• [The request] Records follow. Copy every line with "ANIMAL".

• [Record set]
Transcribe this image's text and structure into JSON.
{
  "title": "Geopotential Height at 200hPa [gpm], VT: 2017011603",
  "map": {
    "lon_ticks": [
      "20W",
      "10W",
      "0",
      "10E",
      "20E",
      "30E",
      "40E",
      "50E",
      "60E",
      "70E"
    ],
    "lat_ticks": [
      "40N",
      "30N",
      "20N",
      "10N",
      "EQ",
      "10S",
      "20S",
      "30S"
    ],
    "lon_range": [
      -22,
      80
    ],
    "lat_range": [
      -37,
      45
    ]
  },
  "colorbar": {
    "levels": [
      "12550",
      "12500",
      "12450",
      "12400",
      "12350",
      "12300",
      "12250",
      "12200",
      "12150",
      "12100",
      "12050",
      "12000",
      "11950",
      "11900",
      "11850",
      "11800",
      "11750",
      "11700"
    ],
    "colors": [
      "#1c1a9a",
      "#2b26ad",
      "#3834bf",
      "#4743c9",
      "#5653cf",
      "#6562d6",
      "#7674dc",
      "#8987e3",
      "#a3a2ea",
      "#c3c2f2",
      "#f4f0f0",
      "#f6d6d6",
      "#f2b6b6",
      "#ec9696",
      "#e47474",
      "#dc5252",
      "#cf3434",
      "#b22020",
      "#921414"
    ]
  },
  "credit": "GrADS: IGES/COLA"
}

...

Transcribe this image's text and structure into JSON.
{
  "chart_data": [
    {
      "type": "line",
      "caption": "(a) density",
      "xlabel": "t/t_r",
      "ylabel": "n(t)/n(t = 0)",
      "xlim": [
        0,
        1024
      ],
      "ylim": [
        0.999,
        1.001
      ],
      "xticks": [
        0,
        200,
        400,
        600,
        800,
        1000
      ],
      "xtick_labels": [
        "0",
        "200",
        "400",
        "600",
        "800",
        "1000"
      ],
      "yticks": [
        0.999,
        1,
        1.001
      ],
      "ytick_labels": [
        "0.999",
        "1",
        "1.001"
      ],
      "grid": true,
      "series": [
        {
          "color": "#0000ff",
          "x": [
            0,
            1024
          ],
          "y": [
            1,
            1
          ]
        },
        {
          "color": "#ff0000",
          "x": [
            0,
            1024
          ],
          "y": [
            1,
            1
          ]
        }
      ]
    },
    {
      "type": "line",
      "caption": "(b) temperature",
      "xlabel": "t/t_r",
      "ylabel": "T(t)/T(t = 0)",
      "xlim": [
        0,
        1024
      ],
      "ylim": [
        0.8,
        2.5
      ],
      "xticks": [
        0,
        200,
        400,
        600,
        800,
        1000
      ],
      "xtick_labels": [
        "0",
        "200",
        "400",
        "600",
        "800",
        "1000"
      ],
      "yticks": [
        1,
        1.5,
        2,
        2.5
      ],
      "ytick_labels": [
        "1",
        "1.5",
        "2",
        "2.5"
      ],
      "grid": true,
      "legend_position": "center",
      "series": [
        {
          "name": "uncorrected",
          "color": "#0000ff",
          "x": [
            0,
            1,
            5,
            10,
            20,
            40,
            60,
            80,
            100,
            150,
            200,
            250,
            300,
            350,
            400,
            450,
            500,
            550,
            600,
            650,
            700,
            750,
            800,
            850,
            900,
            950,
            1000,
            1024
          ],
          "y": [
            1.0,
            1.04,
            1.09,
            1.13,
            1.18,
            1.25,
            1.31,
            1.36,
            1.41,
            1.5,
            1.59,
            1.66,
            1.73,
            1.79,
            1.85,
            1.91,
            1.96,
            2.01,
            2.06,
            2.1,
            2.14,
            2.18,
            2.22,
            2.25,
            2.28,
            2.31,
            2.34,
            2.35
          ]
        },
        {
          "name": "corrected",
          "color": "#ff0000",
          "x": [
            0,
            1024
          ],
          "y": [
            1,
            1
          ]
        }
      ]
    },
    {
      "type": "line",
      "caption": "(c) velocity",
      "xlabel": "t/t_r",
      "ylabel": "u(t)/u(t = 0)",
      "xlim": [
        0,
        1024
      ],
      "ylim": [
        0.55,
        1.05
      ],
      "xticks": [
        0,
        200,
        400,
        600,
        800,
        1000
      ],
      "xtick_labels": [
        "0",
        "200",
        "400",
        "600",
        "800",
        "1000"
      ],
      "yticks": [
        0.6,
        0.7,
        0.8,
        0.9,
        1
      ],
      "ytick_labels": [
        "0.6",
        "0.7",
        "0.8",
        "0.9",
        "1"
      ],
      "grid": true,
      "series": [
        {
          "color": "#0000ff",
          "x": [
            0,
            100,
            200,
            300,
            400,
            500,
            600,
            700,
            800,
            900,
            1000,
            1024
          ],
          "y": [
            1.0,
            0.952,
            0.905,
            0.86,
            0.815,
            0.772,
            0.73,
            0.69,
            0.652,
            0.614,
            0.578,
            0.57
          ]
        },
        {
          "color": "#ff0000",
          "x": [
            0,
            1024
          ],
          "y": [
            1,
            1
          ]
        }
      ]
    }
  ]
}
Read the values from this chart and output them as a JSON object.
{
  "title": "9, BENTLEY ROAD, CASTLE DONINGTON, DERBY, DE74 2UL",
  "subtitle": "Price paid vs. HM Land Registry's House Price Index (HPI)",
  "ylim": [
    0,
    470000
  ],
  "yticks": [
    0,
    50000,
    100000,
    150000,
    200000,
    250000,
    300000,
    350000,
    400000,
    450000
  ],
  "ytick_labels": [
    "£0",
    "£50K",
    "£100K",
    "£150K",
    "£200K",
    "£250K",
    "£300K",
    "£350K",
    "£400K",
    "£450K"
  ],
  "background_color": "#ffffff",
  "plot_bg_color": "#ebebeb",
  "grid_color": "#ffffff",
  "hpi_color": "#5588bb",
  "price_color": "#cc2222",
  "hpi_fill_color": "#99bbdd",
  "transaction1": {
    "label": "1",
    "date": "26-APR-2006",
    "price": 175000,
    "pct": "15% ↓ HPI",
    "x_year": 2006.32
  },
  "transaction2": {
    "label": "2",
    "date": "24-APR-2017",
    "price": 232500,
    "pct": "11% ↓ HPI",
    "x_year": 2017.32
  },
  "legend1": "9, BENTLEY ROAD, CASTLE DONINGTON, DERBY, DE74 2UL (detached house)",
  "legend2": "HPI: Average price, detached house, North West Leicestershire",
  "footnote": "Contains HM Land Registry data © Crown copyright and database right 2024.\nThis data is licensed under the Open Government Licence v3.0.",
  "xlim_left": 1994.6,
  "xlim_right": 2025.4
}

* * *

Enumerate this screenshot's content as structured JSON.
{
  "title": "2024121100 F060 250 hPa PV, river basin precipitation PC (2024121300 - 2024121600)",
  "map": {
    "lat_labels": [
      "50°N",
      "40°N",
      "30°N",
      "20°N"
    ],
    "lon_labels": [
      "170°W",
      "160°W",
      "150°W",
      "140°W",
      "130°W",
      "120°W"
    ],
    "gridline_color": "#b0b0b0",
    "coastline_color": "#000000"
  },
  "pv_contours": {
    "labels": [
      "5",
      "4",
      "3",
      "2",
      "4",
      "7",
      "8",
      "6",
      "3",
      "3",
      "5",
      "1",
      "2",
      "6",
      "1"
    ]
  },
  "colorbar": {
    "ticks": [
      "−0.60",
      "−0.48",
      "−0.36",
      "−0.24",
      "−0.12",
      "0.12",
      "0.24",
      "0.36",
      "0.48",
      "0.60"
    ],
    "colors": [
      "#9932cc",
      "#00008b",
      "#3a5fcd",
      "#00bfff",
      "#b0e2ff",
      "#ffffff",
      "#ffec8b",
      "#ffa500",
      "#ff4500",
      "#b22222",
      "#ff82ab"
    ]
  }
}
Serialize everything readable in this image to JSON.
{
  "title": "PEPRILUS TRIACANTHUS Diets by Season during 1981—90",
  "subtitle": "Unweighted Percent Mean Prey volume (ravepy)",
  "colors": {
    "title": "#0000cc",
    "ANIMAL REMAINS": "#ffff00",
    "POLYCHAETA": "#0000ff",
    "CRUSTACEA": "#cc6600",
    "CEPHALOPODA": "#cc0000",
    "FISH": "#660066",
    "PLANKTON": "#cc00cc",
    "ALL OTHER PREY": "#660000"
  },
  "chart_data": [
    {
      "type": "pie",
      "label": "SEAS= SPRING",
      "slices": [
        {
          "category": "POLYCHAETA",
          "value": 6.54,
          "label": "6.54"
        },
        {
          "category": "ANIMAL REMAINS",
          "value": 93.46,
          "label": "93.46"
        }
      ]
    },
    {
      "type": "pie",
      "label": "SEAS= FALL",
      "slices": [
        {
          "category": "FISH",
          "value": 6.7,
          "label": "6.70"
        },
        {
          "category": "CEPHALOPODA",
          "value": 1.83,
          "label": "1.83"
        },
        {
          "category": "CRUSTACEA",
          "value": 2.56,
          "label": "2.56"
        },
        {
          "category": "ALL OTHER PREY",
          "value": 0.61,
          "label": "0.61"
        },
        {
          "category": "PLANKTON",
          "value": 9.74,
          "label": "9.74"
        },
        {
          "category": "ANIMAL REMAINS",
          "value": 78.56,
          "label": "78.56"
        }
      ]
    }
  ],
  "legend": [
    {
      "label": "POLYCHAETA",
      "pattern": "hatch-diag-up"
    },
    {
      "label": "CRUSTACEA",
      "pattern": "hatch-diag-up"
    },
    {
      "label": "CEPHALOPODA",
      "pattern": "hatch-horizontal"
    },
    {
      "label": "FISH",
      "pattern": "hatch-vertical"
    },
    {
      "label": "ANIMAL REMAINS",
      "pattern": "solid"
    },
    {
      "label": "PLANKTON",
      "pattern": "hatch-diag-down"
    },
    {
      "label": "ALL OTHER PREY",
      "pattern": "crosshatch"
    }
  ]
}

• [Solution]
    "ANIMAL REMAINS": "#ffff00",
          "category": "ANIMAL REMAINS",
          "category": "ANIMAL REMAINS",
      "label": "ANIMAL REMAINS",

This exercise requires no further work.